── Records for the task ──

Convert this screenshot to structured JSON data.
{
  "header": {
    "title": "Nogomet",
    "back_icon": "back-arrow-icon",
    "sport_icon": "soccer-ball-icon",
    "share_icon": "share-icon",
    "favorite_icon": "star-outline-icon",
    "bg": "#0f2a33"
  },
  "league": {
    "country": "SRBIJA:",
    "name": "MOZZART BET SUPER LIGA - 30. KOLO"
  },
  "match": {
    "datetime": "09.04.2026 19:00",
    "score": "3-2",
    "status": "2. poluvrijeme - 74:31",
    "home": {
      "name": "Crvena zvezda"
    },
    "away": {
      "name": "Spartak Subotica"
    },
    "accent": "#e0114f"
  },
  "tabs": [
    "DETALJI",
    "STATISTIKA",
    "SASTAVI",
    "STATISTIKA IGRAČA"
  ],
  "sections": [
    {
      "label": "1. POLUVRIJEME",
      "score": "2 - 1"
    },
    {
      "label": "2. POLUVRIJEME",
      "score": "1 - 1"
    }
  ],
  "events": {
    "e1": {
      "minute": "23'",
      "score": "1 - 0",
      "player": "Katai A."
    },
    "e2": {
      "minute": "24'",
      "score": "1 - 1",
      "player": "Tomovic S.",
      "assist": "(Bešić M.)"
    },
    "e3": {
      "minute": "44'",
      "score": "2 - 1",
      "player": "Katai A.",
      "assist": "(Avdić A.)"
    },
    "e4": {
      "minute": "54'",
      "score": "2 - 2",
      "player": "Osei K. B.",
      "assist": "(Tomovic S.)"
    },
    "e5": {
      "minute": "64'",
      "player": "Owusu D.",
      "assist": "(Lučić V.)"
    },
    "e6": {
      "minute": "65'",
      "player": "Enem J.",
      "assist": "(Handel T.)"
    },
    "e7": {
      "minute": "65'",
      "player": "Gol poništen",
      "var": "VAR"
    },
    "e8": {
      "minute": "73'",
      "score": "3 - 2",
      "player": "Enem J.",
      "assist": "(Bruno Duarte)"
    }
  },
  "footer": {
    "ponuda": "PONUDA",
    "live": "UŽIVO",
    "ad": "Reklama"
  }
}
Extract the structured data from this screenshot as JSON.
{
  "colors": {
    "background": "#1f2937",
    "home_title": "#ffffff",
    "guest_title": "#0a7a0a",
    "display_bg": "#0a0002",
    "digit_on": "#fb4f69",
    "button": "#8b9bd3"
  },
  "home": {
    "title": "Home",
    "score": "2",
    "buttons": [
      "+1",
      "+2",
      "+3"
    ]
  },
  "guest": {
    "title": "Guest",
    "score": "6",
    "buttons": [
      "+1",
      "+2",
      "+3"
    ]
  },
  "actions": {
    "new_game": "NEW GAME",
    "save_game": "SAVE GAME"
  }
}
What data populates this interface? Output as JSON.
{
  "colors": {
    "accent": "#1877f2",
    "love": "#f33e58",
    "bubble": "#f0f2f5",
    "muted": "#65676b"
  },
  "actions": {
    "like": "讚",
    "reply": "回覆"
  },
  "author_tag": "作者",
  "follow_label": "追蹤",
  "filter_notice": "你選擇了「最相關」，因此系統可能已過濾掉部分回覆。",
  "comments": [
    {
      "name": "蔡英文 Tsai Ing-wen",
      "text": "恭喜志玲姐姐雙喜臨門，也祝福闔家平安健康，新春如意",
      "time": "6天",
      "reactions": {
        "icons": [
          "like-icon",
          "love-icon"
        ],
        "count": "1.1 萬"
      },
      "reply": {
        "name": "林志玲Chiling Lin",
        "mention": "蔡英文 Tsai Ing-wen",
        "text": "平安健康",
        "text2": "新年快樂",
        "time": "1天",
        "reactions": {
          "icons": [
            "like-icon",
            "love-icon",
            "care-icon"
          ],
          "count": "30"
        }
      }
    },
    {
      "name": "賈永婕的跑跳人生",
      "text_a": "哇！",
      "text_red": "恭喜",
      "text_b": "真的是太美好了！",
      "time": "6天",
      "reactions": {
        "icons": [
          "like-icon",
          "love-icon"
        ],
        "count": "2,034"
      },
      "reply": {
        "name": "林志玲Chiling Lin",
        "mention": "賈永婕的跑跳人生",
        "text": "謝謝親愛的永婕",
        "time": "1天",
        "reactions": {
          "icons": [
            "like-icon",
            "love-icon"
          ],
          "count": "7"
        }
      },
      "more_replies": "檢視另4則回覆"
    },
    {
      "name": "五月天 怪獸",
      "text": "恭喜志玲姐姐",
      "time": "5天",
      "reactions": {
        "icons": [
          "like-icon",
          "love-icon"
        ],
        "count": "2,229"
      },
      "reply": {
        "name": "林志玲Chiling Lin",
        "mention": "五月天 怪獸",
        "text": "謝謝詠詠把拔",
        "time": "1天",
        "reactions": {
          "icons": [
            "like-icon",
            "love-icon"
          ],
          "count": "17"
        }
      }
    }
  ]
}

───

The problem:
Go through the material above line by line and copy it exactly.

Correct answer:
Convert this screenshot to structured JSON data.
{
  "header": {
    "title": "Nogomet",
    "back_icon": "back-arrow-icon",
    "sport_icon": "soccer-ball-icon",
    "share_icon": "share-icon",
    "favorite_icon": "star-outline-icon",
    "bg": "#0f2a33"
  },
  "league": {
    "country": "SRBIJA:",
    "name": "MOZZART BET SUPER LIGA - 30. KOLO"
  },
  "match": {
    "datetime": "09.04.2026 19:00",
    "score": "3-2",
    "status": "2. poluvrijeme - 74:31",
    "home": {
      "name": "Crvena zvezda"
    },
    "away": {
      "name": "Spartak Subotica"
    },
    "accent": "#e0114f"
  },
  "tabs": [
    "DETALJI",
    "STATISTIKA",
    "SASTAVI",
    "STATISTIKA IGRAČA"
  ],
  "sections": [
    {
      "label": "1. POLUVRIJEME",
      "score": "2 - 1"
    },
    {
      "label": "2. POLUVRIJEME",
      "score": "1 - 1"
    }
  ],
  "events": {
    "e1": {
      "minute": "23'",
      "score": "1 - 0",
      "player": "Katai A."
    },
    "e2": {
      "minute": "24'",
      "score": "1 - 1",
      "player": "Tomovic S.",
      "assist": "(Bešić M.)"
    },
    "e3": {
      "minute": "44'",
      "score": "2 - 1",
      "player": "Katai A.",
      "assist": "(Avdić A.)"
    },
    "e4": {
      "minute": "54'",
      "score": "2 - 2",
      "player": "Osei K. B.",
      "assist": "(Tomovic S.)"
    },
    "e5": {
      "minute": "64'",
      "player": "Owusu D.",
      "assist": "(Lučić V.)"
    },
    "e6": {
      "minute": "65'",
      "player": "Enem J.",
      "assist": "(Handel T.)"
    },
    "e7": {
      "minute": "65'",
      "player": "Gol poništen",
      "var": "VAR"
    },
    "e8": {
      "minute": "73'",
      "score": "3 - 2",
      "player": "Enem J.",
      "assist": "(Bruno Duarte)"
    }
  },
  "footer": {
    "ponuda": "PONUDA",
    "live": "UŽIVO",
    "ad": "Reklama"
  }
}
Extract the structured data from this screenshot as JSON.
{
  "colors": {
    "background": "#1f2937",
    "home_title": "#ffffff",
    "guest_title": "#0a7a0a",
    "display_bg": "#0a0002",
    "digit_on": "#fb4f69",
    "button": "#8b9bd3"
  },
  "home": {
    "title": "Home",
    "score": "2",
    "buttons": [
      "+1",
      "+2",
      "+3"
    ]
  },
  "guest": {
    "title": "Guest",
    "score": "6",
    "buttons": [
      "+1",
      "+2",
      "+3"
    ]
  },
  "actions": {
    "new_game": "NEW GAME",
    "save_game": "SAVE GAME"
  }
}
What data populates this interface? Output as JSON.
{
  "colors": {
    "accent": "#1877f2",
    "love": "#f33e58",
    "bubble": "#f0f2f5",
    "muted": "#65676b"
  },
  "actions": {
    "like": "讚",
    "reply": "回覆"
  },
  "author_tag": "作者",
  "follow_label": "追蹤",
  "filter_notice": "你選擇了「最相關」，因此系統可能已過濾掉部分回覆。",
  "comments": [
    {
      "name": "蔡英文 Tsai Ing-wen",
      "text": "恭喜志玲姐姐雙喜臨門，也祝福闔家平安健康，新春如意",
      "time": "6天",
      "reactions": {
        "icons": [
          "like-icon",
          "love-icon"
        ],
        "count": "1.1 萬"
      },
      "reply": {
        "name": "林志玲Chiling Lin",
        "mention": "蔡英文 Tsai Ing-wen",
        "text": "平安健康",
        "text2": "新年快樂",
        "time": "1天",
        "reactions": {
          "icons": [
            "like-icon",
            "love-icon",
            "care-icon"
          ],
          "count": "30"
        }
      }
    },
    {
      "name": "賈永婕的跑跳人生",
      "text_a": "哇！",
      "text_red": "恭喜",
      "text_b": "真的是太美好了！",
      "time": "6天",
      "reactions": {
        "icons": [
          "like-icon",
          "love-icon"
        ],
        "count": "2,034"
      },
      "reply": {
        "name": "林志玲Chiling Lin",
        "mention": "賈永婕的跑跳人生",
        "text": "謝謝親愛的永婕",
        "time": "1天",
        "reactions": {
          "icons": [
            "like-icon",
            "love-icon"
          ],
          "count": "7"
        }
      },
      "more_replies": "檢視另4則回覆"
    },
    {
      "name": "五月天 怪獸",
      "text": "恭喜志玲姐姐",
      "time": "5天",
      "reactions": {
        "icons": [
          "like-icon",
          "love-icon"
        ],
        "count": "2,229"
      },
      "reply": {
        "name": "林志玲Chiling Lin",
        "mention": "五月天 怪獸",
        "text": "謝謝詠詠把拔",
        "time": "1天",
        "reactions": {
          "icons": [
            "like-icon",
            "love-icon"
          ],
          "count": "17"
        }
      }
    }
  ]
}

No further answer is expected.